__Your task__: Provide an exact copy of the data, excluding the images.

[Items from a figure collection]
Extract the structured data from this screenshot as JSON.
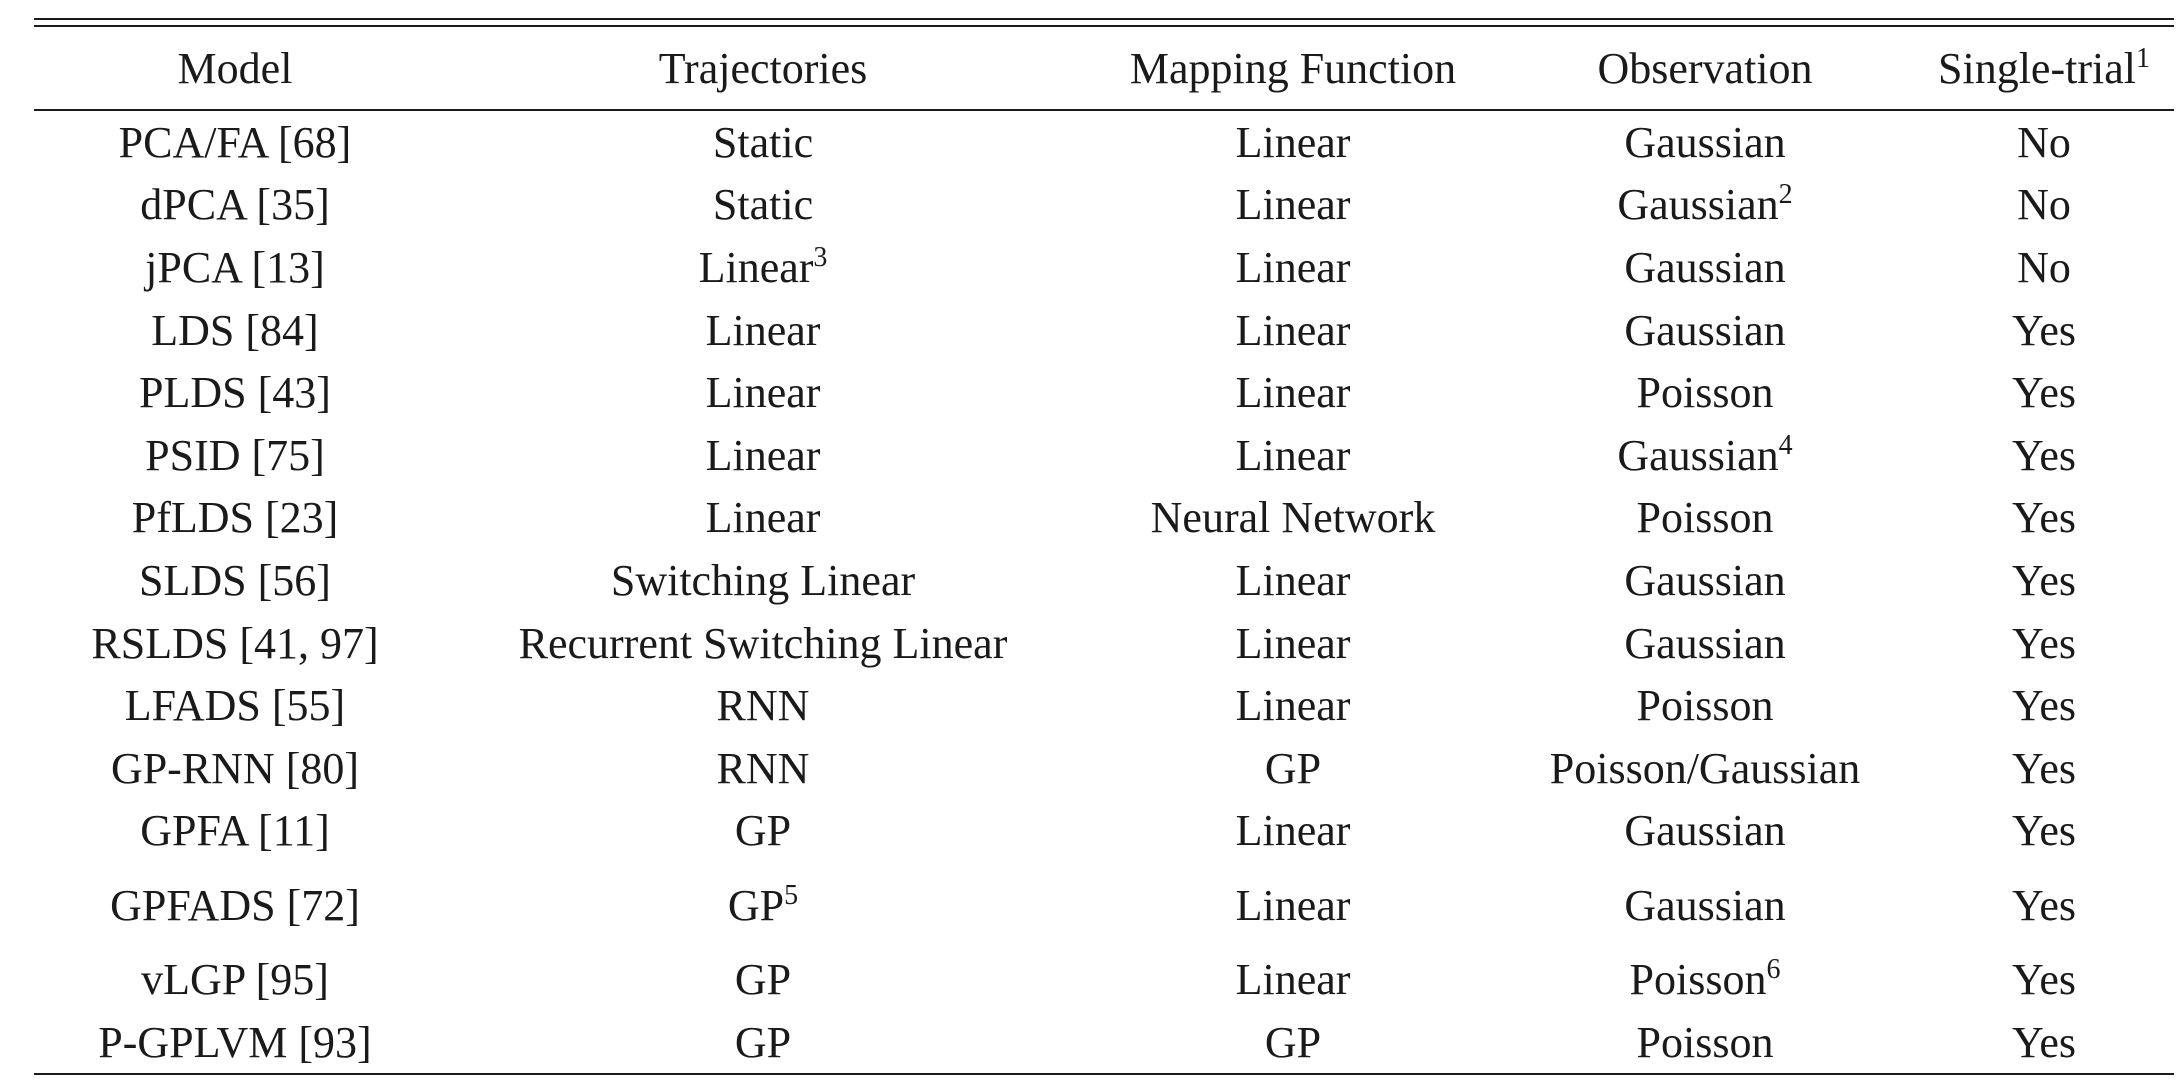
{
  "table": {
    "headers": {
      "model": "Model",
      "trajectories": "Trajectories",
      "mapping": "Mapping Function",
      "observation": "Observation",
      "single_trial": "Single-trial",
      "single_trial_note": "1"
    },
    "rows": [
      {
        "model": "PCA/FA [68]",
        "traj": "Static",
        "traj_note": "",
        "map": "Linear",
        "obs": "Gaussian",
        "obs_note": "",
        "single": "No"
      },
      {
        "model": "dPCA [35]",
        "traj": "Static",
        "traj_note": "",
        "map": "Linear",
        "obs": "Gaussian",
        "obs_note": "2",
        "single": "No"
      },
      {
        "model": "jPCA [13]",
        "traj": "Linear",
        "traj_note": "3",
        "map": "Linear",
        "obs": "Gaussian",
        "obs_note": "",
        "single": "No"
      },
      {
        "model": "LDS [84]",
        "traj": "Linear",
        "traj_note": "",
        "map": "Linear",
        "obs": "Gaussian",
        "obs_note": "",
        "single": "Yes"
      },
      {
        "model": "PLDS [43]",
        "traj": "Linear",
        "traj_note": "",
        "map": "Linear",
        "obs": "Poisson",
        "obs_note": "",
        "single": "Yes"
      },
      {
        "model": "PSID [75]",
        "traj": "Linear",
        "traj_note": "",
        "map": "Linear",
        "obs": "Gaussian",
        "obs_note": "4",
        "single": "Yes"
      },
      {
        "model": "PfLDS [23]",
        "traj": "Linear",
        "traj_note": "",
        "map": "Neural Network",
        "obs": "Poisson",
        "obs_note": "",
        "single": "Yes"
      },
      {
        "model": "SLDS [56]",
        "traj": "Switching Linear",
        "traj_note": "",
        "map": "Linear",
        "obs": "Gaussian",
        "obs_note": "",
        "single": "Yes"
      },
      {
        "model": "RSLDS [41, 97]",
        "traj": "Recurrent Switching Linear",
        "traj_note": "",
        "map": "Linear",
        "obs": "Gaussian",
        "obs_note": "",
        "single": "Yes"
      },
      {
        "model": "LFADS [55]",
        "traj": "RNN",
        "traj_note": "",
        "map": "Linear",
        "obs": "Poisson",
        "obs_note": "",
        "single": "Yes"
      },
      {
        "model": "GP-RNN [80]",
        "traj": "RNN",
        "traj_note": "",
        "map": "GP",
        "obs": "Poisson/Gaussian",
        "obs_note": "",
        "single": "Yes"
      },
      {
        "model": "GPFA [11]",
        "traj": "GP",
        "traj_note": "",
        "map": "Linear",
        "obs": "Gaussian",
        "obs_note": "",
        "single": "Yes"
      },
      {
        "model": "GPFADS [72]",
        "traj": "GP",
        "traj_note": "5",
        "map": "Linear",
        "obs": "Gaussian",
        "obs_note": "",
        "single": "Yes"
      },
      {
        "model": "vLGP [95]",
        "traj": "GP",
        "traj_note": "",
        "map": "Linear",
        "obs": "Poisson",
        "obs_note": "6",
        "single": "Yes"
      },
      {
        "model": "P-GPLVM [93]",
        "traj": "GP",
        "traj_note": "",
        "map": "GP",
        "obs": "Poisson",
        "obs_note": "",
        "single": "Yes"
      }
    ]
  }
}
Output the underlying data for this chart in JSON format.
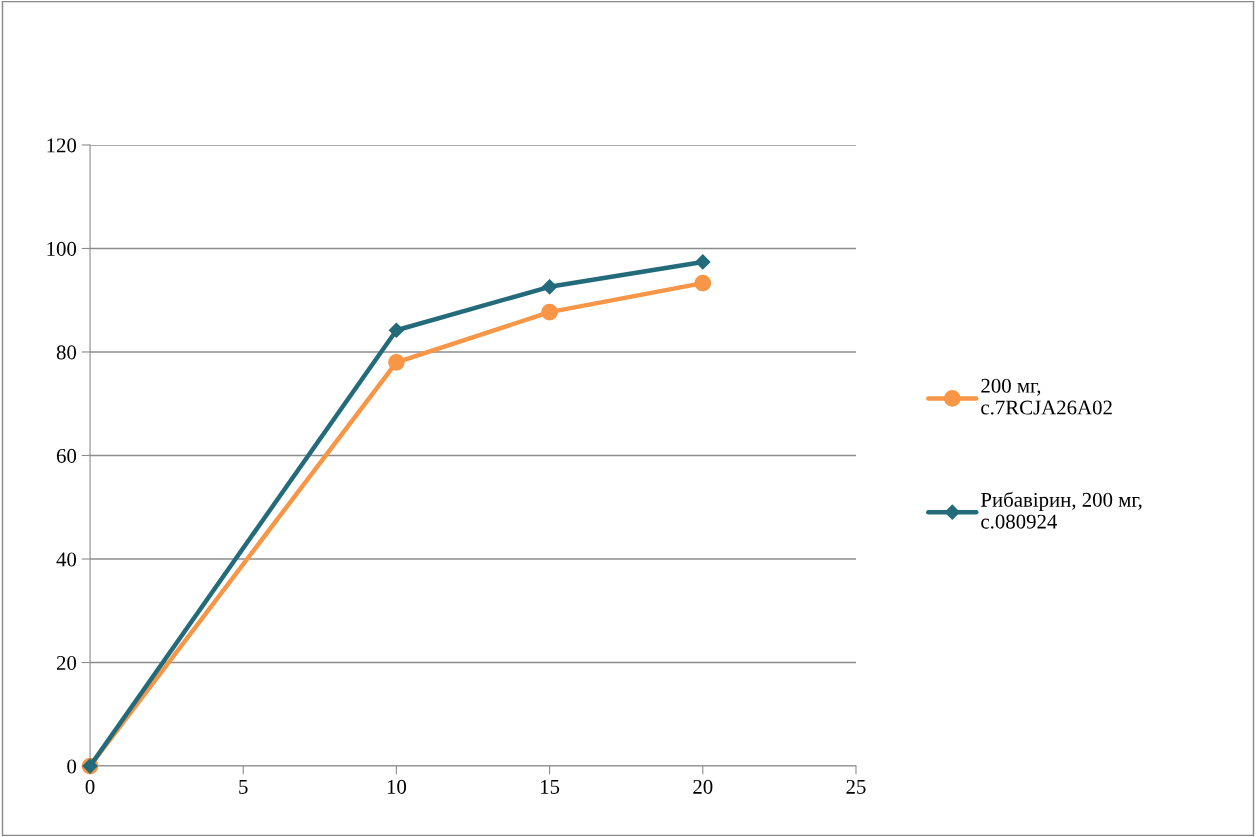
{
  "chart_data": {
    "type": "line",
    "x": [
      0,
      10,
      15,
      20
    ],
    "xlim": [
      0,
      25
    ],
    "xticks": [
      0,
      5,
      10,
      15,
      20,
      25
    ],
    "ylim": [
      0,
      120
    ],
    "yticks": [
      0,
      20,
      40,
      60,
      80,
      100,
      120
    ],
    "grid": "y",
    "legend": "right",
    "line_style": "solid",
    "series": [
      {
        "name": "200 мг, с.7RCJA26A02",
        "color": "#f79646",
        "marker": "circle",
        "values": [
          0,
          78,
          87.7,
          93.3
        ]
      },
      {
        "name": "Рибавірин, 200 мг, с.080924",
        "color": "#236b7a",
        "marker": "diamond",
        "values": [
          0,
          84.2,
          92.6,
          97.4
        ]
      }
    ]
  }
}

__Written response__:
Extract the structured data from this screenshot as JSON.
{
  "table": {
    "headers": {
      "model": "Model",
      "trajectories": "Trajectories",
      "mapping": "Mapping Function",
      "observation": "Observation",
      "single_trial": "Single-trial",
      "single_trial_note": "1"
    },
    "rows": [
      {
        "model": "PCA/FA [68]",
        "traj": "Static",
        "traj_note": "",
        "map": "Linear",
        "obs": "Gaussian",
        "obs_note": "",
        "single": "No"
      },
      {
        "model": "dPCA [35]",
        "traj": "Static",
        "traj_note": "",
        "map": "Linear",
        "obs": "Gaussian",
        "obs_note": "2",
        "single": "No"
      },
      {
        "model": "jPCA [13]",
        "traj": "Linear",
        "traj_note": "3",
        "map": "Linear",
        "obs": "Gaussian",
        "obs_note": "",
        "single": "No"
      },
      {
        "model": "LDS [84]",
        "traj": "Linear",
        "traj_note": "",
        "map": "Linear",
        "obs": "Gaussian",
        "obs_note": "",
        "single": "Yes"
      },
      {
        "model": "PLDS [43]",
        "traj": "Linear",
        "traj_note": "",
        "map": "Linear",
        "obs": "Poisson",
        "obs_note": "",
        "single": "Yes"
      },
      {
        "model": "PSID [75]",
        "traj": "Linear",
        "traj_note": "",
        "map": "Linear",
        "obs": "Gaussian",
        "obs_note": "4",
        "single": "Yes"
      },
      {
        "model": "PfLDS [23]",
        "traj": "Linear",
        "traj_note": "",
        "map": "Neural Network",
        "obs": "Poisson",
        "obs_note": "",
        "single": "Yes"
      },
      {
        "model": "SLDS [56]",
        "traj": "Switching Linear",
        "traj_note": "",
        "map": "Linear",
        "obs": "Gaussian",
        "obs_note": "",
        "single": "Yes"
      },
      {
        "model": "RSLDS [41, 97]",
        "traj": "Recurrent Switching Linear",
        "traj_note": "",
        "map": "Linear",
        "obs": "Gaussian",
        "obs_note": "",
        "single": "Yes"
      },
      {
        "model": "LFADS [55]",
        "traj": "RNN",
        "traj_note": "",
        "map": "Linear",
        "obs": "Poisson",
        "obs_note": "",
        "single": "Yes"
      },
      {
        "model": "GP-RNN [80]",
        "traj": "RNN",
        "traj_note": "",
        "map": "GP",
        "obs": "Poisson/Gaussian",
        "obs_note": "",
        "single": "Yes"
      },
      {
        "model": "GPFA [11]",
        "traj": "GP",
        "traj_note": "",
        "map": "Linear",
        "obs": "Gaussian",
        "obs_note": "",
        "single": "Yes"
      },
      {
        "model": "GPFADS [72]",
        "traj": "GP",
        "traj_note": "5",
        "map": "Linear",
        "obs": "Gaussian",
        "obs_note": "",
        "single": "Yes"
      },
      {
        "model": "vLGP [95]",
        "traj": "GP",
        "traj_note": "",
        "map": "Linear",
        "obs": "Poisson",
        "obs_note": "6",
        "single": "Yes"
      },
      {
        "model": "P-GPLVM [93]",
        "traj": "GP",
        "traj_note": "",
        "map": "GP",
        "obs": "Poisson",
        "obs_note": "",
        "single": "Yes"
      }
    ]
  }
}
Output the underlying data for this chart in JSON format.
{
  "chart_data": {
    "type": "line",
    "x": [
      0,
      10,
      15,
      20
    ],
    "xlim": [
      0,
      25
    ],
    "xticks": [
      0,
      5,
      10,
      15,
      20,
      25
    ],
    "ylim": [
      0,
      120
    ],
    "yticks": [
      0,
      20,
      40,
      60,
      80,
      100,
      120
    ],
    "grid": "y",
    "legend": "right",
    "line_style": "solid",
    "series": [
      {
        "name": "200 мг, с.7RCJA26A02",
        "color": "#f79646",
        "marker": "circle",
        "values": [
          0,
          78,
          87.7,
          93.3
        ]
      },
      {
        "name": "Рибавірин, 200 мг, с.080924",
        "color": "#236b7a",
        "marker": "diamond",
        "values": [
          0,
          84.2,
          92.6,
          97.4
        ]
      }
    ]
  }
}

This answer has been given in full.